- Provided data -
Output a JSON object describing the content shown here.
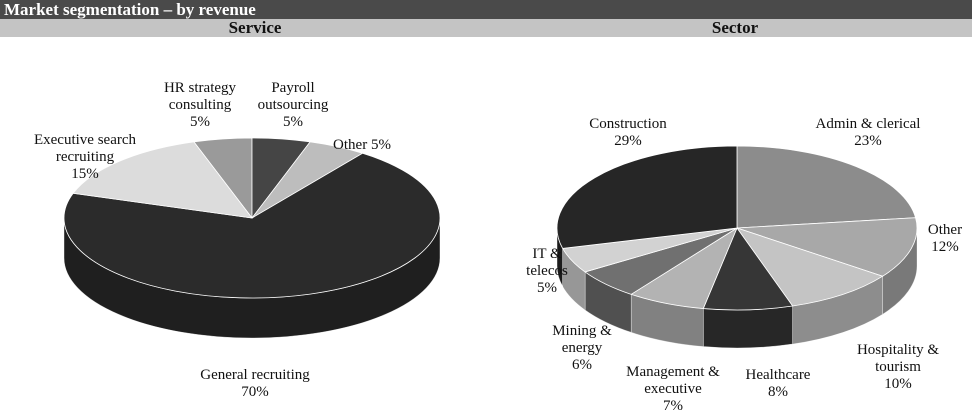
{
  "header": {
    "title": "Market segmentation – by revenue"
  },
  "chart_data": [
    {
      "type": "pie",
      "title": "Service",
      "categories": [
        "HR strategy consulting",
        "Payroll outsourcing",
        "Other",
        "General recruiting",
        "Executive search recruiting"
      ],
      "values": [
        5,
        5,
        5,
        70,
        15
      ],
      "value_labels": [
        "5%",
        "5%",
        "5%",
        "70%",
        "15%"
      ],
      "colors": [
        "#9a9a9a",
        "#454545",
        "#bdbdbd",
        "#2b2b2b",
        "#dcdcdc"
      ]
    },
    {
      "type": "pie",
      "title": "Sector",
      "categories": [
        "Admin & clerical",
        "Other",
        "Hospitality & tourism",
        "Healthcare",
        "Management & executive",
        "Mining & energy",
        "IT & telecos",
        "Construction"
      ],
      "values": [
        23,
        12,
        10,
        8,
        7,
        6,
        5,
        29
      ],
      "value_labels": [
        "23%",
        "12%",
        "10%",
        "8%",
        "7%",
        "6%",
        "5%",
        "29%"
      ],
      "colors": [
        "#8c8c8c",
        "#a8a8a8",
        "#c4c4c4",
        "#363636",
        "#b3b3b3",
        "#707070",
        "#d2d2d2",
        "#262626"
      ]
    }
  ]
}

- Task objective -
Retype all the records shown above, character for character. Omit every picture.

- Reply -
Output a JSON object describing the content shown here.
{
  "header": {
    "title": "Market segmentation – by revenue"
  },
  "chart_data": [
    {
      "type": "pie",
      "title": "Service",
      "categories": [
        "HR strategy consulting",
        "Payroll outsourcing",
        "Other",
        "General recruiting",
        "Executive search recruiting"
      ],
      "values": [
        5,
        5,
        5,
        70,
        15
      ],
      "value_labels": [
        "5%",
        "5%",
        "5%",
        "70%",
        "15%"
      ],
      "colors": [
        "#9a9a9a",
        "#454545",
        "#bdbdbd",
        "#2b2b2b",
        "#dcdcdc"
      ]
    },
    {
      "type": "pie",
      "title": "Sector",
      "categories": [
        "Admin & clerical",
        "Other",
        "Hospitality & tourism",
        "Healthcare",
        "Management & executive",
        "Mining & energy",
        "IT & telecos",
        "Construction"
      ],
      "values": [
        23,
        12,
        10,
        8,
        7,
        6,
        5,
        29
      ],
      "value_labels": [
        "23%",
        "12%",
        "10%",
        "8%",
        "7%",
        "6%",
        "5%",
        "29%"
      ],
      "colors": [
        "#8c8c8c",
        "#a8a8a8",
        "#c4c4c4",
        "#363636",
        "#b3b3b3",
        "#707070",
        "#d2d2d2",
        "#262626"
      ]
    }
  ]
}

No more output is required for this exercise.